# [WHAT TO DO]
Write out the data below again, substituting "Verfügbare Attribute" for every occurrence of "Mögliche Attribute" and keeping all other lines unchanged. Omit the pictures from your output.

# [INPUT DATA]
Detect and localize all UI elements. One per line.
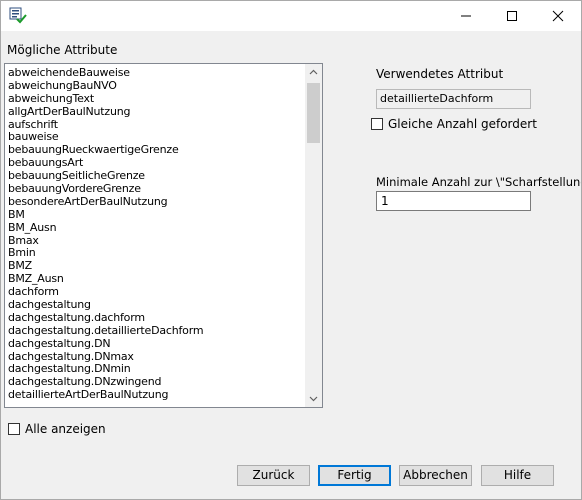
show-all-checkbox[interactable]	[8, 423, 20, 435]
close-icon	[552, 10, 564, 22]
same-count-label: Gleiche Anzahl gefordert	[388, 117, 537, 131]
list-item[interactable]: Bmin	[5, 247, 305, 260]
list-item[interactable]: Bmax	[5, 234, 305, 248]
scroll-down-button[interactable]	[305, 390, 322, 407]
same-count-checkbox[interactable]	[371, 118, 383, 130]
used-attribute-field: detaillierteDachform	[376, 89, 531, 109]
list-items: abweichendeBauweise abweichungBauNVO abwei…	[5, 66, 305, 402]
list-item[interactable]: abweichungText	[5, 92, 305, 106]
list-item[interactable]: detaillierteArtDerBaulNutzung	[5, 388, 305, 402]
help-button[interactable]: Hilfe	[481, 465, 554, 486]
list-item[interactable]: dachgestaltung.detaillierteDachform	[5, 324, 305, 338]
available-attributes-label: Mögliche Attribute	[7, 43, 118, 57]
list-item[interactable]: bebauungVordereGrenze	[5, 182, 305, 196]
list-item[interactable]: abweichungBauNVO	[5, 79, 305, 93]
cancel-button[interactable]: Abbrechen	[399, 465, 472, 486]
back-button[interactable]: Zurück	[237, 465, 310, 486]
minimize-icon	[461, 15, 471, 17]
close-button[interactable]	[535, 1, 581, 31]
app-checklist-icon	[9, 7, 27, 25]
min-count-input[interactable]: 1	[376, 191, 531, 211]
minimize-button[interactable]	[443, 1, 489, 31]
min-count-label: Minimale Anzahl zur \"Scharfstellung\"	[376, 175, 582, 189]
list-item[interactable]: dachgestaltung	[5, 298, 305, 312]
maximize-button[interactable]	[489, 1, 535, 31]
used-attribute-label: Verwendetes Attribut	[376, 67, 504, 81]
maximize-icon	[507, 11, 517, 21]
list-item[interactable]: dachgestaltung.DN	[5, 337, 305, 351]
scroll-thumb[interactable]	[307, 83, 320, 143]
list-item[interactable]: dachgestaltung.dachform	[5, 311, 305, 325]
finish-button[interactable]: Fertig	[318, 465, 391, 486]
list-item[interactable]: BM_Ausn	[5, 221, 305, 235]
chevron-up-icon	[309, 69, 318, 75]
vertical-scrollbar[interactable]	[305, 64, 322, 407]
chevron-down-icon	[309, 396, 318, 402]
show-all-label: Alle anzeigen	[25, 422, 106, 436]
scroll-up-button[interactable]	[305, 64, 322, 81]
list-item[interactable]: BM	[5, 208, 305, 222]
title-bar	[1, 1, 581, 31]
available-attributes-list[interactable]: abweichendeBauweise abweichungBauNVO abwei…	[4, 63, 323, 408]
list-item[interactable]: abweichendeBauweise	[5, 66, 305, 80]
list-item[interactable]: allgArtDerBaulNutzung	[5, 105, 305, 119]
attribute-dialog: Mögliche Attribute abweichendeBauweise ab…	[0, 0, 582, 500]
list-item[interactable]: besondereArtDerBaulNutzung	[5, 195, 305, 209]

# [TASK RESPONSE]
Detect and localize all UI elements. One per line.
show-all-checkbox[interactable]	[8, 423, 20, 435]
close-icon	[552, 10, 564, 22]
same-count-label: Gleiche Anzahl gefordert	[388, 117, 537, 131]
list-item[interactable]: Bmin	[5, 247, 305, 260]
list-item[interactable]: Bmax	[5, 234, 305, 248]
scroll-down-button[interactable]	[305, 390, 322, 407]
same-count-checkbox[interactable]	[371, 118, 383, 130]
used-attribute-field: detaillierteDachform	[376, 89, 531, 109]
list-items: abweichendeBauweise abweichungBauNVO abwei…	[5, 66, 305, 402]
list-item[interactable]: abweichungText	[5, 92, 305, 106]
list-item[interactable]: detaillierteArtDerBaulNutzung	[5, 388, 305, 402]
help-button[interactable]: Hilfe	[481, 465, 554, 486]
list-item[interactable]: dachgestaltung.detaillierteDachform	[5, 324, 305, 338]
available-attributes-label: Verfügbare Attribute	[7, 43, 118, 57]
list-item[interactable]: bebauungVordereGrenze	[5, 182, 305, 196]
list-item[interactable]: abweichungBauNVO	[5, 79, 305, 93]
cancel-button[interactable]: Abbrechen	[399, 465, 472, 486]
back-button[interactable]: Zurück	[237, 465, 310, 486]
minimize-icon	[461, 15, 471, 17]
close-button[interactable]	[535, 1, 581, 31]
app-checklist-icon	[9, 7, 27, 25]
min-count-input[interactable]: 1	[376, 191, 531, 211]
minimize-button[interactable]	[443, 1, 489, 31]
min-count-label: Minimale Anzahl zur \"Scharfstellung\"	[376, 175, 582, 189]
list-item[interactable]: dachgestaltung	[5, 298, 305, 312]
maximize-button[interactable]	[489, 1, 535, 31]
used-attribute-label: Verwendetes Attribut	[376, 67, 504, 81]
maximize-icon	[507, 11, 517, 21]
list-item[interactable]: dachgestaltung.DN	[5, 337, 305, 351]
scroll-thumb[interactable]	[307, 83, 320, 143]
list-item[interactable]: dachgestaltung.dachform	[5, 311, 305, 325]
finish-button[interactable]: Fertig	[318, 465, 391, 486]
list-item[interactable]: BM_Ausn	[5, 221, 305, 235]
chevron-up-icon	[309, 69, 318, 75]
vertical-scrollbar[interactable]	[305, 64, 322, 407]
chevron-down-icon	[309, 396, 318, 402]
show-all-label: Alle anzeigen	[25, 422, 106, 436]
scroll-up-button[interactable]	[305, 64, 322, 81]
list-item[interactable]: BM	[5, 208, 305, 222]
title-bar	[1, 1, 581, 31]
available-attributes-list[interactable]: abweichendeBauweise abweichungBauNVO abwei…	[4, 63, 323, 408]
list-item[interactable]: abweichendeBauweise	[5, 66, 305, 80]
list-item[interactable]: allgArtDerBaulNutzung	[5, 105, 305, 119]
attribute-dialog: Verfügbare Attribute abweichendeBauweise ab…	[0, 0, 582, 500]
list-item[interactable]: besondereArtDerBaulNutzung	[5, 195, 305, 209]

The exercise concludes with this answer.